[Excerpts from a figure dataset]
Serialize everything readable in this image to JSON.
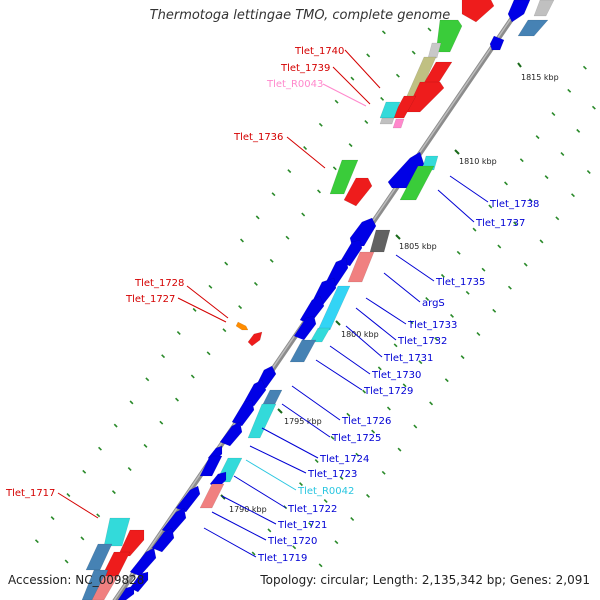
{
  "title": "Thermotoga lettingae TMO, complete genome",
  "footer": {
    "accession": "Accession: NC_009828",
    "topology": "Topology: circular; Length: 2,135,342 bp; Genes: 2,091"
  },
  "colors": {
    "backbone": "#8a8a8a",
    "forward_label": "#d40000",
    "reverse_label": "#0000d4",
    "rna_label": "#ff88cc",
    "rna2_label": "#29c6e0",
    "tick": "#2a8a2a"
  },
  "kbp_marks": [
    {
      "text": "1815 kbp",
      "kbp": 1815
    },
    {
      "text": "1810 kbp",
      "kbp": 1810
    },
    {
      "text": "1805 kbp",
      "kbp": 1805
    },
    {
      "text": "1800 kbp",
      "kbp": 1800
    },
    {
      "text": "1795 kbp",
      "kbp": 1795
    },
    {
      "text": "1790 kbp",
      "kbp": 1790
    }
  ],
  "labels_left": [
    {
      "text": "Tlet_1740",
      "color": "#d40000"
    },
    {
      "text": "Tlet_1739",
      "color": "#d40000"
    },
    {
      "text": "Tlet_R0043",
      "color": "#ff88cc"
    },
    {
      "text": "Tlet_1736",
      "color": "#d40000"
    },
    {
      "text": "Tlet_1728",
      "color": "#d40000"
    },
    {
      "text": "Tlet_1727",
      "color": "#d40000"
    },
    {
      "text": "Tlet_1717",
      "color": "#d40000"
    }
  ],
  "labels_right": [
    {
      "text": "Tlet_1738",
      "color": "#0000d4"
    },
    {
      "text": "Tlet_1737",
      "color": "#0000d4"
    },
    {
      "text": "Tlet_1735",
      "color": "#0000d4"
    },
    {
      "text": "argS",
      "color": "#0000d4"
    },
    {
      "text": "Tlet_1733",
      "color": "#0000d4"
    },
    {
      "text": "Tlet_1732",
      "color": "#0000d4"
    },
    {
      "text": "Tlet_1731",
      "color": "#0000d4"
    },
    {
      "text": "Tlet_1730",
      "color": "#0000d4"
    },
    {
      "text": "Tlet_1729",
      "color": "#0000d4"
    },
    {
      "text": "Tlet_1726",
      "color": "#0000d4"
    },
    {
      "text": "Tlet_1725",
      "color": "#0000d4"
    },
    {
      "text": "Tlet_1724",
      "color": "#0000d4"
    },
    {
      "text": "Tlet_1723",
      "color": "#0000d4"
    },
    {
      "text": "Tlet_R0042",
      "color": "#29c6e0"
    },
    {
      "text": "Tlet_1722",
      "color": "#0000d4"
    },
    {
      "text": "Tlet_1721",
      "color": "#0000d4"
    },
    {
      "text": "Tlet_1720",
      "color": "#0000d4"
    },
    {
      "text": "Tlet_1719",
      "color": "#0000d4"
    }
  ]
}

ABOUT THIS EXERCISE:
Could the data above be copied out exactly, with no pictures kept?

EXERCISE RESULT:
Serialize everything readable in this image to JSON.
{
  "title": "Thermotoga lettingae TMO, complete genome",
  "footer": {
    "accession": "Accession: NC_009828",
    "topology": "Topology: circular; Length: 2,135,342 bp; Genes: 2,091"
  },
  "colors": {
    "backbone": "#8a8a8a",
    "forward_label": "#d40000",
    "reverse_label": "#0000d4",
    "rna_label": "#ff88cc",
    "rna2_label": "#29c6e0",
    "tick": "#2a8a2a"
  },
  "kbp_marks": [
    {
      "text": "1815 kbp",
      "kbp": 1815
    },
    {
      "text": "1810 kbp",
      "kbp": 1810
    },
    {
      "text": "1805 kbp",
      "kbp": 1805
    },
    {
      "text": "1800 kbp",
      "kbp": 1800
    },
    {
      "text": "1795 kbp",
      "kbp": 1795
    },
    {
      "text": "1790 kbp",
      "kbp": 1790
    }
  ],
  "labels_left": [
    {
      "text": "Tlet_1740",
      "color": "#d40000"
    },
    {
      "text": "Tlet_1739",
      "color": "#d40000"
    },
    {
      "text": "Tlet_R0043",
      "color": "#ff88cc"
    },
    {
      "text": "Tlet_1736",
      "color": "#d40000"
    },
    {
      "text": "Tlet_1728",
      "color": "#d40000"
    },
    {
      "text": "Tlet_1727",
      "color": "#d40000"
    },
    {
      "text": "Tlet_1717",
      "color": "#d40000"
    }
  ],
  "labels_right": [
    {
      "text": "Tlet_1738",
      "color": "#0000d4"
    },
    {
      "text": "Tlet_1737",
      "color": "#0000d4"
    },
    {
      "text": "Tlet_1735",
      "color": "#0000d4"
    },
    {
      "text": "argS",
      "color": "#0000d4"
    },
    {
      "text": "Tlet_1733",
      "color": "#0000d4"
    },
    {
      "text": "Tlet_1732",
      "color": "#0000d4"
    },
    {
      "text": "Tlet_1731",
      "color": "#0000d4"
    },
    {
      "text": "Tlet_1730",
      "color": "#0000d4"
    },
    {
      "text": "Tlet_1729",
      "color": "#0000d4"
    },
    {
      "text": "Tlet_1726",
      "color": "#0000d4"
    },
    {
      "text": "Tlet_1725",
      "color": "#0000d4"
    },
    {
      "text": "Tlet_1724",
      "color": "#0000d4"
    },
    {
      "text": "Tlet_1723",
      "color": "#0000d4"
    },
    {
      "text": "Tlet_R0042",
      "color": "#29c6e0"
    },
    {
      "text": "Tlet_1722",
      "color": "#0000d4"
    },
    {
      "text": "Tlet_1721",
      "color": "#0000d4"
    },
    {
      "text": "Tlet_1720",
      "color": "#0000d4"
    },
    {
      "text": "Tlet_1719",
      "color": "#0000d4"
    }
  ]
}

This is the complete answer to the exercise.